From the entries below, copy every line that holds the word "plain".

----------------------------------------

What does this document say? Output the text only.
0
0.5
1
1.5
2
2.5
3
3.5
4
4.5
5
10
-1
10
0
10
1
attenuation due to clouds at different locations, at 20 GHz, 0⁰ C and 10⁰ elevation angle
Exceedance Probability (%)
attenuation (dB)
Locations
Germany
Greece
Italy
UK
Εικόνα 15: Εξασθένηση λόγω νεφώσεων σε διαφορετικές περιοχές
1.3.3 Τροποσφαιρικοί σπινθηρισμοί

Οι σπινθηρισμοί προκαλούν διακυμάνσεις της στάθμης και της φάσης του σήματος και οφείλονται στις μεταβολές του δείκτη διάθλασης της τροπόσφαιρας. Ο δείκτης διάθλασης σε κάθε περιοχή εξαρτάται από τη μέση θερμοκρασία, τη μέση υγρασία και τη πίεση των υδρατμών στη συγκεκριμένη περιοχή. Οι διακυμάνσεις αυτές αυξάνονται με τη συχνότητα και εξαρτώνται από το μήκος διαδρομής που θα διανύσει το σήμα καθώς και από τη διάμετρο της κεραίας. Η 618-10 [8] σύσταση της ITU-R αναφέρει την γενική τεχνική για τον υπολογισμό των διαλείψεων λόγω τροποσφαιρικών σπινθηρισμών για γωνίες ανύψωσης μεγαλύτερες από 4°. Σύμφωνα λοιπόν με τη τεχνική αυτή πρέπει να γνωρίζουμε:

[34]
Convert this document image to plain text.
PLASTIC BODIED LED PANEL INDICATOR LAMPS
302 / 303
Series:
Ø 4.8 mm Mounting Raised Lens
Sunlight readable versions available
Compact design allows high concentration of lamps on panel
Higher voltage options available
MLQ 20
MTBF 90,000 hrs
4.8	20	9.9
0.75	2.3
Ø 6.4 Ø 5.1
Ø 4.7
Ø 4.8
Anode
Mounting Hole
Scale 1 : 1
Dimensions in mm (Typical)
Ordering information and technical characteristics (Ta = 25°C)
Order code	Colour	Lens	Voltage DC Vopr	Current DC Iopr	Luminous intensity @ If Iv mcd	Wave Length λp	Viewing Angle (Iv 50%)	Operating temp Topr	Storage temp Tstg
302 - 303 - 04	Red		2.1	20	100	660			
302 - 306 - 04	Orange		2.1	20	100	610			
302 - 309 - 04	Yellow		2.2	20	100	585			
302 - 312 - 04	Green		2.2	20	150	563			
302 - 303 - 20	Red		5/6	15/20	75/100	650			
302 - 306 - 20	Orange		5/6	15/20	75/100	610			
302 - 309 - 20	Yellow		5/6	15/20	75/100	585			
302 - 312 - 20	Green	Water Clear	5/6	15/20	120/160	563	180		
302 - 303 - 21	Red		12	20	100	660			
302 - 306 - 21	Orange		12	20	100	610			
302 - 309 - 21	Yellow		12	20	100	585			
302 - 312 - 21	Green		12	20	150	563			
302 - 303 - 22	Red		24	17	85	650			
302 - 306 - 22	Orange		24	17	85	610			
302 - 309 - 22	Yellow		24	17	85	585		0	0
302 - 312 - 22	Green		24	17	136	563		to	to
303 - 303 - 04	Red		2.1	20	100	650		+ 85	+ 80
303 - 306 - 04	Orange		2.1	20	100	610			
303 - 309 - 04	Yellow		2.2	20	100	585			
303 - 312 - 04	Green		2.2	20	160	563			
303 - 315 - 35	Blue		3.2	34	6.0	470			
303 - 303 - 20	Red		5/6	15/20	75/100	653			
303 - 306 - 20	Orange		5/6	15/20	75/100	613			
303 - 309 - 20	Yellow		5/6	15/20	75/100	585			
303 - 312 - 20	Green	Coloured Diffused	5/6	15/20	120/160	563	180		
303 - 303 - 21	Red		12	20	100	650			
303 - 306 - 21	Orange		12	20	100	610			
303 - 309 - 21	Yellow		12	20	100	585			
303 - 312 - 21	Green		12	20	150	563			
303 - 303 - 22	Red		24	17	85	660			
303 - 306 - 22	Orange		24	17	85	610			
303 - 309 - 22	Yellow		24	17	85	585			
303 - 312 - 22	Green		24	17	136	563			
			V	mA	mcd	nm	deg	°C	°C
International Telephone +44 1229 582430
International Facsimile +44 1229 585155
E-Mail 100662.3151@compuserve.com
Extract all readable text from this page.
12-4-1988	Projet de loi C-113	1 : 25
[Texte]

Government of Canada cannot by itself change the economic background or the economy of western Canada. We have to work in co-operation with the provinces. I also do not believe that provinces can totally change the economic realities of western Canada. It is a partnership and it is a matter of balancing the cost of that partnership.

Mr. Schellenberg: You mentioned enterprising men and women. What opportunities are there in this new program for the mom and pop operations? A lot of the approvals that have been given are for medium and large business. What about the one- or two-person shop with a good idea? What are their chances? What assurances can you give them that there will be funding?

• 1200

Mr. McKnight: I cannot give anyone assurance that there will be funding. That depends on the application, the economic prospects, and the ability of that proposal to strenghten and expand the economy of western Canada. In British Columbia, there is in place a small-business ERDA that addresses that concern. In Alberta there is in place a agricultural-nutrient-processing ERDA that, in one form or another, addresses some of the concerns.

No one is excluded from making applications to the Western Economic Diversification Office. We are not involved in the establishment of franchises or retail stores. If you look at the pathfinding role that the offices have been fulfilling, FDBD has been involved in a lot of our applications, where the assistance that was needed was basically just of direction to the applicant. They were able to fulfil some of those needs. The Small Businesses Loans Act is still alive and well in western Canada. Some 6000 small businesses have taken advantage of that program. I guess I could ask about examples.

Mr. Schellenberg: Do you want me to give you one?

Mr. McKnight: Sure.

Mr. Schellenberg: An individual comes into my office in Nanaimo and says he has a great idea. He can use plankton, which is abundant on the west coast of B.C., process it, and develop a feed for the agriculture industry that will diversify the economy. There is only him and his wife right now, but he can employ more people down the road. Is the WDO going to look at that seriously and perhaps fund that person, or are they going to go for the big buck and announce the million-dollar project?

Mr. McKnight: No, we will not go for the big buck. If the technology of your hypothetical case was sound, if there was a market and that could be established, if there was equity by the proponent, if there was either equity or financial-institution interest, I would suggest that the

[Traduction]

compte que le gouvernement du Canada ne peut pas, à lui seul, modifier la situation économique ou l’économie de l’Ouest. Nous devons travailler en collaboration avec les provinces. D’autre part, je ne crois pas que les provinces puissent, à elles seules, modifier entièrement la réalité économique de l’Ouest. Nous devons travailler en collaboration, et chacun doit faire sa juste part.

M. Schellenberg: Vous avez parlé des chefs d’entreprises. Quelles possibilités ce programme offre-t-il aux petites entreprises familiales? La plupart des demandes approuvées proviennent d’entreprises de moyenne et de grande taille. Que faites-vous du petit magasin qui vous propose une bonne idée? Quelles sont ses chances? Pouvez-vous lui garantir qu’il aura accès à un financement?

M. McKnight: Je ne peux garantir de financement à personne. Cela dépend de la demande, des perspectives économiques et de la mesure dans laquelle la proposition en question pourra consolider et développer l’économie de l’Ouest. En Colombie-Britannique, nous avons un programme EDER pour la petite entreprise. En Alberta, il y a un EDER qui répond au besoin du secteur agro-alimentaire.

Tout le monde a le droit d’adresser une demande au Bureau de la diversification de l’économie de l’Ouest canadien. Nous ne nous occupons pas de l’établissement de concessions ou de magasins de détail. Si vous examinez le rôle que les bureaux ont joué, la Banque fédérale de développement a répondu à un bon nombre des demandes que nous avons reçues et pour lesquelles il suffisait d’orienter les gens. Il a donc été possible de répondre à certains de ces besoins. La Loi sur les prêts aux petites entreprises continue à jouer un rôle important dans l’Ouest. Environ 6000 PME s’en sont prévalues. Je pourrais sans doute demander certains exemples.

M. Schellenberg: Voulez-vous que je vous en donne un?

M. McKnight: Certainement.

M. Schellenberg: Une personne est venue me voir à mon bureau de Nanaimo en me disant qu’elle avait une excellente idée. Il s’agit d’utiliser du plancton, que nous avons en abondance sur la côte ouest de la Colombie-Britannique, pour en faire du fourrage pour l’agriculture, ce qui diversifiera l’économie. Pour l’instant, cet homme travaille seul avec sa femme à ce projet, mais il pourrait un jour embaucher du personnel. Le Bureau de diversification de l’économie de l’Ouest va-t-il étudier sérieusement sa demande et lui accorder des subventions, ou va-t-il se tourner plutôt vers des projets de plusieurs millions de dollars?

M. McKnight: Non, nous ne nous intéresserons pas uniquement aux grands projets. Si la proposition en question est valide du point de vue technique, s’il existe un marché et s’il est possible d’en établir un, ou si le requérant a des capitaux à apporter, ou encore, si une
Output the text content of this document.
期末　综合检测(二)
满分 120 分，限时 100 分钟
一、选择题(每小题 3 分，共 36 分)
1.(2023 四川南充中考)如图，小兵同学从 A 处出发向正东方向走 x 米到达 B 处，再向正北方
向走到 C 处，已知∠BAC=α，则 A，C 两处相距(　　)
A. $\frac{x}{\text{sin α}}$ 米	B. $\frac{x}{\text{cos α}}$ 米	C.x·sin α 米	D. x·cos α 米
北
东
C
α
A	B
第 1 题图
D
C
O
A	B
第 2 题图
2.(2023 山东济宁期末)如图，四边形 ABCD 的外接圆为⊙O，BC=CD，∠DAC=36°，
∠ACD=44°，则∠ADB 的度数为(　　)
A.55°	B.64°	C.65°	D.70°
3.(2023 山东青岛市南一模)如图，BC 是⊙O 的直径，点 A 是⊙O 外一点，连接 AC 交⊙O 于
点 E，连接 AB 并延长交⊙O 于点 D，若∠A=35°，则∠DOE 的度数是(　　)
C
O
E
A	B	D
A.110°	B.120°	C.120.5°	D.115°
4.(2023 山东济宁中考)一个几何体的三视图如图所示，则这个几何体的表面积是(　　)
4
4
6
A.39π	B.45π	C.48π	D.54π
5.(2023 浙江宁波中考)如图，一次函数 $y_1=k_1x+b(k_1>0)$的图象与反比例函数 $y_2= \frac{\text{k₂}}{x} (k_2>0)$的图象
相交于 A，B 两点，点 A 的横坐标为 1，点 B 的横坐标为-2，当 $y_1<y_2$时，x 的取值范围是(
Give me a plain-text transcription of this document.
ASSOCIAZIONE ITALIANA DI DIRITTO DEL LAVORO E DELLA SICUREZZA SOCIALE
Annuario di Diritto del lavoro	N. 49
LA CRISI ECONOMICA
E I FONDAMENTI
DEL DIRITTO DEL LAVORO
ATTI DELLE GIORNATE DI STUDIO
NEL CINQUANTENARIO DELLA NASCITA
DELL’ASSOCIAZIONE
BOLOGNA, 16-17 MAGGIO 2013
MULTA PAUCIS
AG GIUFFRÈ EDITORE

----------------------------------------

[Solution]:
Convert this document image to plain text.
Give me a plain-text transcription of this document.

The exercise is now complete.